* What is being asked *
Go through the material below, count the lines with the word "Wymiar", and reply with the count alone.
[Start of Stored data]
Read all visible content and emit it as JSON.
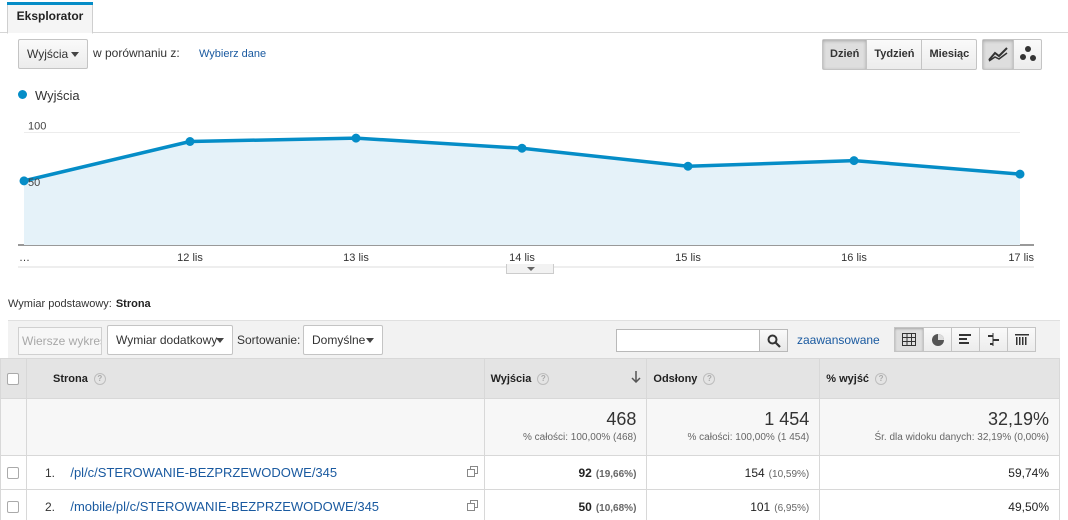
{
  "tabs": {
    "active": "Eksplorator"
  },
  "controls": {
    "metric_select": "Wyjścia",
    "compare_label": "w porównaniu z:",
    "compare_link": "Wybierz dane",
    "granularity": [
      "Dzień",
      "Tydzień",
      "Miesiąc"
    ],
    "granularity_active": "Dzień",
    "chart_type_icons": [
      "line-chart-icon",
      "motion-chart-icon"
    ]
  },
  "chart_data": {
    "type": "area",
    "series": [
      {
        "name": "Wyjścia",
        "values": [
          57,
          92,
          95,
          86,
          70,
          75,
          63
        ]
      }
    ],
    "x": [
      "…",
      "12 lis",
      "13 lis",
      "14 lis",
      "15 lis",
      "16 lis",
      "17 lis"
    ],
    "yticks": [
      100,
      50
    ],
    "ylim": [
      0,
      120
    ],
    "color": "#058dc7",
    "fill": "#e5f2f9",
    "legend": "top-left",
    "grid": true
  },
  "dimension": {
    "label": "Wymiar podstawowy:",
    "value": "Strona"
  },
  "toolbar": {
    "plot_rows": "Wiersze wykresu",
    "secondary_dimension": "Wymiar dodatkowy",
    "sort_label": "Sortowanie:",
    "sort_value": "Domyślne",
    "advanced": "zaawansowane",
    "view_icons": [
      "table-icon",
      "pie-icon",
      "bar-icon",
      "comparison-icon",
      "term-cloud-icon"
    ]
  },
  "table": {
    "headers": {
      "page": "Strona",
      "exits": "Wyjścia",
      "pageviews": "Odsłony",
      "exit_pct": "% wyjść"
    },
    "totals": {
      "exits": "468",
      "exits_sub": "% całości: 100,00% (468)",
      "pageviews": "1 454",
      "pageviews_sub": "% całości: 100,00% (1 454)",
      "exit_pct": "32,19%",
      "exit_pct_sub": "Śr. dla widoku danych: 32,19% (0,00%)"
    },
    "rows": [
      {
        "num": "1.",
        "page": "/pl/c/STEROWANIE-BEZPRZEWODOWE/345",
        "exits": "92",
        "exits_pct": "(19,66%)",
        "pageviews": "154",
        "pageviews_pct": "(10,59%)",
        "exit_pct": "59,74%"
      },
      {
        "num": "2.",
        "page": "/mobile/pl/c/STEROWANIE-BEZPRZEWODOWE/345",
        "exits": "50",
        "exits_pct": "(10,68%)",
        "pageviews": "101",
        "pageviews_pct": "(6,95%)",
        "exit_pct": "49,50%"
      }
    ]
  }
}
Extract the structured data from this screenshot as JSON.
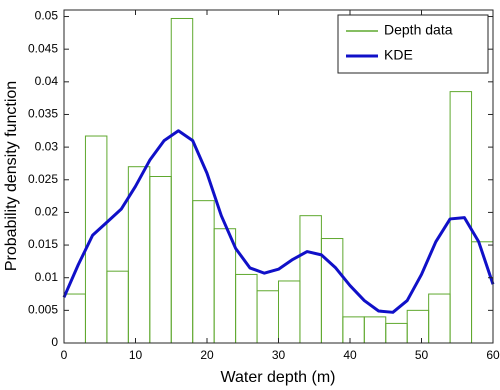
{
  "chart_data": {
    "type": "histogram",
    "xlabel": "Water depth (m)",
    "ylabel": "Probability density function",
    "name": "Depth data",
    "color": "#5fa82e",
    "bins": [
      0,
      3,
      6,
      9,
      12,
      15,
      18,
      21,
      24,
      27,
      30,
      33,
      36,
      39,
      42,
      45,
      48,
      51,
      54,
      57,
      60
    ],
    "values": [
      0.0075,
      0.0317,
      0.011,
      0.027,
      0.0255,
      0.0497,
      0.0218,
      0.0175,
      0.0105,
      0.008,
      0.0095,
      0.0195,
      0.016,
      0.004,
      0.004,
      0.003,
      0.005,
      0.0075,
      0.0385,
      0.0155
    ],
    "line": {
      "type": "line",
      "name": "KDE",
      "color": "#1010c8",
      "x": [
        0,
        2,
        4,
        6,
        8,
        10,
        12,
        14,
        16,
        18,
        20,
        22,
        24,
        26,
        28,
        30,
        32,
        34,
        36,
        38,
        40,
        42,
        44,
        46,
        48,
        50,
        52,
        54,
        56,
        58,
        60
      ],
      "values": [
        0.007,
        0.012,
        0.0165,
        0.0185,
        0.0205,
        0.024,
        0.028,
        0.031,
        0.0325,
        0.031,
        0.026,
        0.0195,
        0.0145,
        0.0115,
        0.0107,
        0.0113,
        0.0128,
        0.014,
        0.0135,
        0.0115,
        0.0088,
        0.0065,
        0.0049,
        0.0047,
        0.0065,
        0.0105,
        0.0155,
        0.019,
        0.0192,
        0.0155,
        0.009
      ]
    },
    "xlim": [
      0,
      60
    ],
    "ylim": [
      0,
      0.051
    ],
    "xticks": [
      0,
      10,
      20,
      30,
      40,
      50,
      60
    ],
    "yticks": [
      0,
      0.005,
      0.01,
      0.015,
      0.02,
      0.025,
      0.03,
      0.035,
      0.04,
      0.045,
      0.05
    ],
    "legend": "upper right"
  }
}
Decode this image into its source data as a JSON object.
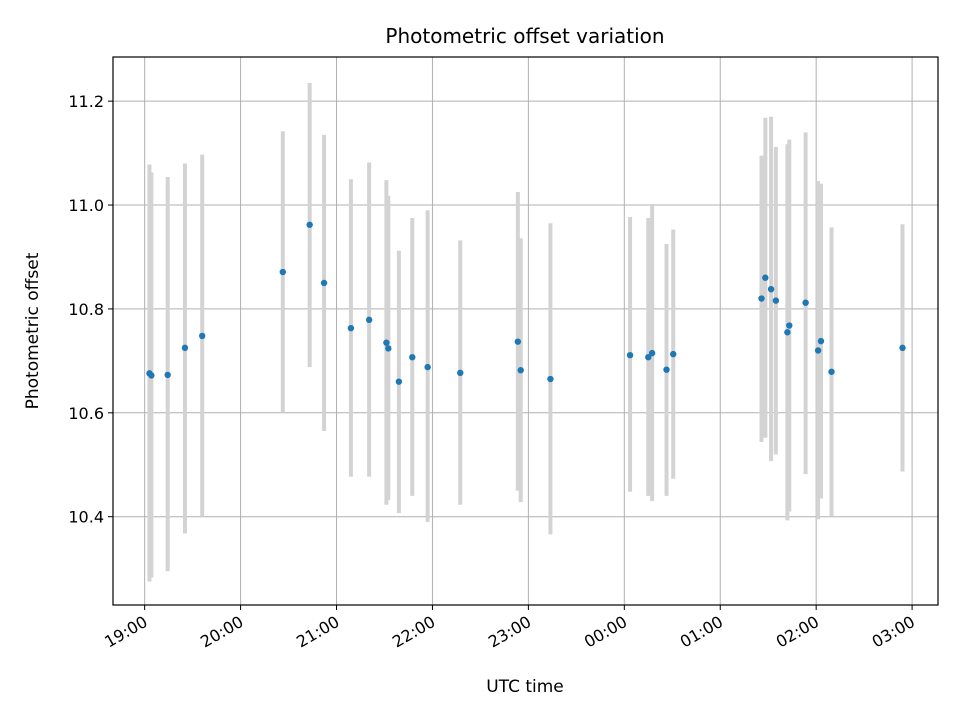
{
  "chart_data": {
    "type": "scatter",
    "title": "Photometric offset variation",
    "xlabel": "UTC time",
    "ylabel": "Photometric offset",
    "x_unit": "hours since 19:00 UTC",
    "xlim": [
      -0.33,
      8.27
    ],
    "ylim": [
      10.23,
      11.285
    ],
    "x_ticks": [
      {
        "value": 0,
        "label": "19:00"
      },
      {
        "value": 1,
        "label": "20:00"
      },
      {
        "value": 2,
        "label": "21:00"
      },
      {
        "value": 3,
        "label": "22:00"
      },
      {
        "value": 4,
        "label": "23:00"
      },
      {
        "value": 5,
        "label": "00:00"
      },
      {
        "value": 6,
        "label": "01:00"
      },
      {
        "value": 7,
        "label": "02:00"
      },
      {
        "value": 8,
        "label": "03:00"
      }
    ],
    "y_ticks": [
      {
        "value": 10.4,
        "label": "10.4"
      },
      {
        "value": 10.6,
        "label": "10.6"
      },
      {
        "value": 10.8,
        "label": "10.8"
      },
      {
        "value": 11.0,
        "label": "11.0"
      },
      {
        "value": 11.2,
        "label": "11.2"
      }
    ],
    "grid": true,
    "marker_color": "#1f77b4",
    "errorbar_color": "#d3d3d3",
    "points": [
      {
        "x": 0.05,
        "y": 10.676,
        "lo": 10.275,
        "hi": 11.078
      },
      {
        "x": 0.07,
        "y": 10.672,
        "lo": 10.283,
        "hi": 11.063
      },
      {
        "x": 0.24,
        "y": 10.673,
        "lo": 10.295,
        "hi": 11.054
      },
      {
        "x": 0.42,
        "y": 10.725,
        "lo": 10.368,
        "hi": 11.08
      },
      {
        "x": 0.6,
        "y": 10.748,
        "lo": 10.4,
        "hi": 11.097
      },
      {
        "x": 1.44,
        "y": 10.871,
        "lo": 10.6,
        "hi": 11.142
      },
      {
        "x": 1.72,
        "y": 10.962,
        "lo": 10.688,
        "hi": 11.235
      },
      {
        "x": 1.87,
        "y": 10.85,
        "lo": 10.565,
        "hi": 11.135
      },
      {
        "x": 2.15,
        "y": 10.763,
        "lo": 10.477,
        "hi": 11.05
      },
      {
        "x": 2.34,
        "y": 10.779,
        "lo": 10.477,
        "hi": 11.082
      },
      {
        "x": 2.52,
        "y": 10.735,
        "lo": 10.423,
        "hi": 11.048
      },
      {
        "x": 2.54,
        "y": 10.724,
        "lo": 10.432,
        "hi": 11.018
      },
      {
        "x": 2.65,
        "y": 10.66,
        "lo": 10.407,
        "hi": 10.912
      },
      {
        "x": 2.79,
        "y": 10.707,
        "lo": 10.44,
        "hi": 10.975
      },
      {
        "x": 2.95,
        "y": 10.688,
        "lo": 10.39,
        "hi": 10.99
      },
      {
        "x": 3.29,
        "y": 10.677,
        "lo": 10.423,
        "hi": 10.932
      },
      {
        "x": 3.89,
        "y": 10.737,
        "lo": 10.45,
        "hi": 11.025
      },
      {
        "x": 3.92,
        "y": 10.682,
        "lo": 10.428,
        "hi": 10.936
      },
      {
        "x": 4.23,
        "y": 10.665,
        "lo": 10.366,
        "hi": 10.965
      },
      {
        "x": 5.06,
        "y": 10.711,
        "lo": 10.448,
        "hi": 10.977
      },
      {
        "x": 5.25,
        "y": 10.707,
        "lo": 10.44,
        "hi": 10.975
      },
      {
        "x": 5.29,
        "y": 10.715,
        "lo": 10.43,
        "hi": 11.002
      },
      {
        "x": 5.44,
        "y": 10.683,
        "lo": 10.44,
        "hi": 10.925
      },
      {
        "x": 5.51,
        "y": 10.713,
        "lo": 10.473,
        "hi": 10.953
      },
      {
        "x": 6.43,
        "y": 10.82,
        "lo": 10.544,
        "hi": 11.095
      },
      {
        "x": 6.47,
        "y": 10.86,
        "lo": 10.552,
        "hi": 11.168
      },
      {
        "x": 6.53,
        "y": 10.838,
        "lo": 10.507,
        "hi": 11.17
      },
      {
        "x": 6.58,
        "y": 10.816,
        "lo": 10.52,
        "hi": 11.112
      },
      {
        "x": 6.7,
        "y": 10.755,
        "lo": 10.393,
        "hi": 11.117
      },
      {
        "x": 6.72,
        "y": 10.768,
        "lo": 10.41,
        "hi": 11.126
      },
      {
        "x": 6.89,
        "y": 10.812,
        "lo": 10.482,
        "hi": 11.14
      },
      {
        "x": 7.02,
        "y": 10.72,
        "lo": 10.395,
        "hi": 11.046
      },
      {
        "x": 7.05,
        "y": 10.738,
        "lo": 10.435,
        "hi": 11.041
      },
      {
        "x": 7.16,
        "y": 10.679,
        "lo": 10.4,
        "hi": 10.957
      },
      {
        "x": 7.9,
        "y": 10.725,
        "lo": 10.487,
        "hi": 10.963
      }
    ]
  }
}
[End of Stored data]
* Result of the task *
2